## WHAT TO DO
From the material below, list every line containing "name".

## A block of data

....

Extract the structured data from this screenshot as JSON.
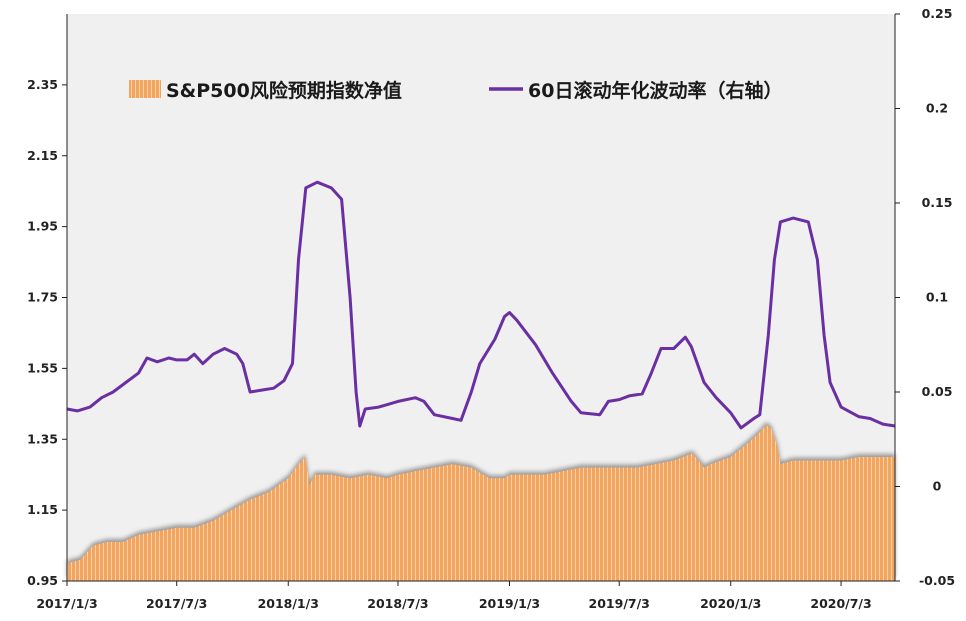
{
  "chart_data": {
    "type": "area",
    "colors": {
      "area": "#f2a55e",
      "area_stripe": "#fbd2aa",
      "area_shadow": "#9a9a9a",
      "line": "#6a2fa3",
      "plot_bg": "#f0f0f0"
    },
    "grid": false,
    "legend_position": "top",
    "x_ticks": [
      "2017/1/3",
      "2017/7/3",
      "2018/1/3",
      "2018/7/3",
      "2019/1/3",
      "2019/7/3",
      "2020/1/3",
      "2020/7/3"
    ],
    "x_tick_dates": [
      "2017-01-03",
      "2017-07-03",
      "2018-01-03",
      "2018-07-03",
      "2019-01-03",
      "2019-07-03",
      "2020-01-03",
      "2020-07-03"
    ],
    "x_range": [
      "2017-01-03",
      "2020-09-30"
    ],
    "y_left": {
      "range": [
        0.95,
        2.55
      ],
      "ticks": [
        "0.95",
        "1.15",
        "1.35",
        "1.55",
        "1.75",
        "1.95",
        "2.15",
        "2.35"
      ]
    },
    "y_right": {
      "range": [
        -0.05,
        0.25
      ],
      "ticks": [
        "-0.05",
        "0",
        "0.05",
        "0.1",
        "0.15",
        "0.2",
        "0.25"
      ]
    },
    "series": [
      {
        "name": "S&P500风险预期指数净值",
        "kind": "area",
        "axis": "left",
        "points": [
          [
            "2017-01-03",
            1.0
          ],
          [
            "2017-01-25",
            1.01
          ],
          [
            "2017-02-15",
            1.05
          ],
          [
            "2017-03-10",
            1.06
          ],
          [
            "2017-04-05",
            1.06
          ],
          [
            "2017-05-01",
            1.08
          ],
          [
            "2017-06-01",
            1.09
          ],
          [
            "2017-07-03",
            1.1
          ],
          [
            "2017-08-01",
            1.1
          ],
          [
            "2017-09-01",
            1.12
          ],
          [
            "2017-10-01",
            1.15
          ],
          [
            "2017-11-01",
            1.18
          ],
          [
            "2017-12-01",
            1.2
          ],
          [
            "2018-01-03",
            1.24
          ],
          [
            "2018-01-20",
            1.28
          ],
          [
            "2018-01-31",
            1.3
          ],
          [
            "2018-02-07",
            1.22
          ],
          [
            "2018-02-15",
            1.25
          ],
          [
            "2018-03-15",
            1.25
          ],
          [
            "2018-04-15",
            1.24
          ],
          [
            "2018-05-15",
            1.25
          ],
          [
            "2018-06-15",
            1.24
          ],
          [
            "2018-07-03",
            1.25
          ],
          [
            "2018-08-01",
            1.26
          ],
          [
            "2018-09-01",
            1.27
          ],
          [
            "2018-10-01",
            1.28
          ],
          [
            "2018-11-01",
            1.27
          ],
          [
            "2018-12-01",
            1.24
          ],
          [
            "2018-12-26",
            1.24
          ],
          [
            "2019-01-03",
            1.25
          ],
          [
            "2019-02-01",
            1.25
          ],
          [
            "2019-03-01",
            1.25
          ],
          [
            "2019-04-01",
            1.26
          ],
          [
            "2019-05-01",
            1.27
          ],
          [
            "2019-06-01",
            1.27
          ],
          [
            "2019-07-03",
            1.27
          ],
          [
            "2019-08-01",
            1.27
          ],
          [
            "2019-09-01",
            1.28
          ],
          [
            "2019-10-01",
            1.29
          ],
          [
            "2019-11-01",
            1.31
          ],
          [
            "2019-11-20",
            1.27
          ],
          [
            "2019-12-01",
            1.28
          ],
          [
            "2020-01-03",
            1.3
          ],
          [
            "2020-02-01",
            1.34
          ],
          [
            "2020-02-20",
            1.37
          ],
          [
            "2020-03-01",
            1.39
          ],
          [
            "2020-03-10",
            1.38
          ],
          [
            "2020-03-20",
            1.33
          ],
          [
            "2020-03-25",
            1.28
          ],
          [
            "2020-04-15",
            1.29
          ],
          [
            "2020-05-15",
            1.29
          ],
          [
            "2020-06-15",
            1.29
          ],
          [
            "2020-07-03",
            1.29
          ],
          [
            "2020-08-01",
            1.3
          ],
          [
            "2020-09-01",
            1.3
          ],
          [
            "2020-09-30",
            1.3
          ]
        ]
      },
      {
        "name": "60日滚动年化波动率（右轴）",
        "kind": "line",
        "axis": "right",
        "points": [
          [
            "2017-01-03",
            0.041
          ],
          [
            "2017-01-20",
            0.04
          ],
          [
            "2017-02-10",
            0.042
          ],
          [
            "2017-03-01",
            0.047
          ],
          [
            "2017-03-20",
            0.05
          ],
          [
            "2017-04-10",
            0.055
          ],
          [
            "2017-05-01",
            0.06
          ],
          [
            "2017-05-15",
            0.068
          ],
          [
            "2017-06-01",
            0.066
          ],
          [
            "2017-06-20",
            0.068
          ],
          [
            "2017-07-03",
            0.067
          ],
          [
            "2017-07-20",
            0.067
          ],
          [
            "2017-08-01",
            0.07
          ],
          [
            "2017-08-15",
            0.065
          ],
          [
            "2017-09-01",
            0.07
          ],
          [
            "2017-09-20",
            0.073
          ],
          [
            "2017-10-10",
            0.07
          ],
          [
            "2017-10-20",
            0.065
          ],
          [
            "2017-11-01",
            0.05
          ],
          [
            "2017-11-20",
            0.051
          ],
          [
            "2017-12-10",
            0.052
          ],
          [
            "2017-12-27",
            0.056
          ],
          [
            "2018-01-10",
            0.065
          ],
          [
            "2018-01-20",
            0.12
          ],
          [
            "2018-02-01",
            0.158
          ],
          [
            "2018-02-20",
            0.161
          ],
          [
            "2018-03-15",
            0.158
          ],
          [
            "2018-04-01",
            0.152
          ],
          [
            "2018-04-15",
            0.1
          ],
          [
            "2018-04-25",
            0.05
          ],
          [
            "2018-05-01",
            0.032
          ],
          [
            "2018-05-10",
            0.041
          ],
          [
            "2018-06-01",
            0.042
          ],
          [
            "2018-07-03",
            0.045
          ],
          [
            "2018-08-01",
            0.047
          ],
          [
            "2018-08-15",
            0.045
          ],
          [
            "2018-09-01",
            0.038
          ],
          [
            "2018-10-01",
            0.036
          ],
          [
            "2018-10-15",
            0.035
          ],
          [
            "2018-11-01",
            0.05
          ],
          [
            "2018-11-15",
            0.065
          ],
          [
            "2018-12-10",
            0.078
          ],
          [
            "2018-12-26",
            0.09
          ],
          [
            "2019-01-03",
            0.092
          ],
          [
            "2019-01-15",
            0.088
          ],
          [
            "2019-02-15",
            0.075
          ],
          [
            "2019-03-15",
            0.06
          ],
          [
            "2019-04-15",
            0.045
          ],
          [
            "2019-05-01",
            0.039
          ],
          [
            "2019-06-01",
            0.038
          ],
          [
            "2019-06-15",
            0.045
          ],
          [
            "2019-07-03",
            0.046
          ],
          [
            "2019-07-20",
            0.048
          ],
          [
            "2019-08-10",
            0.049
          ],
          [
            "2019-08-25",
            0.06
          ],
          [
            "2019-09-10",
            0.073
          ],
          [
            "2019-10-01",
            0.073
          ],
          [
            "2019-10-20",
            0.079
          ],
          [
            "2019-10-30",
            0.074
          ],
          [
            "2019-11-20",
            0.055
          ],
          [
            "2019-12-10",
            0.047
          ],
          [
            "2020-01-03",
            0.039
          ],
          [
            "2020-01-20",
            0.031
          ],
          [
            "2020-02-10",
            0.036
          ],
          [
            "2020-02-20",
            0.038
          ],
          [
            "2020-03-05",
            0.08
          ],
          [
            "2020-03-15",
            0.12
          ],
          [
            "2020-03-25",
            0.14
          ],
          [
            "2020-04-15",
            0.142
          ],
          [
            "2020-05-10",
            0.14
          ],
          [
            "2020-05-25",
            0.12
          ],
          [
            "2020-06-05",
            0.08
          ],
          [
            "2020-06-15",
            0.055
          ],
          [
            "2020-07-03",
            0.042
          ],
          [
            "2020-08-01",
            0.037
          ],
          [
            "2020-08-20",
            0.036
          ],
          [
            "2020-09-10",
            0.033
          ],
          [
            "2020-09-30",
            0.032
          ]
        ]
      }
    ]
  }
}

....

## TASK OUTPUT
        "name": "S&P500风险预期指数净值",
        "name": "60日滚动年化波动率（右轴）",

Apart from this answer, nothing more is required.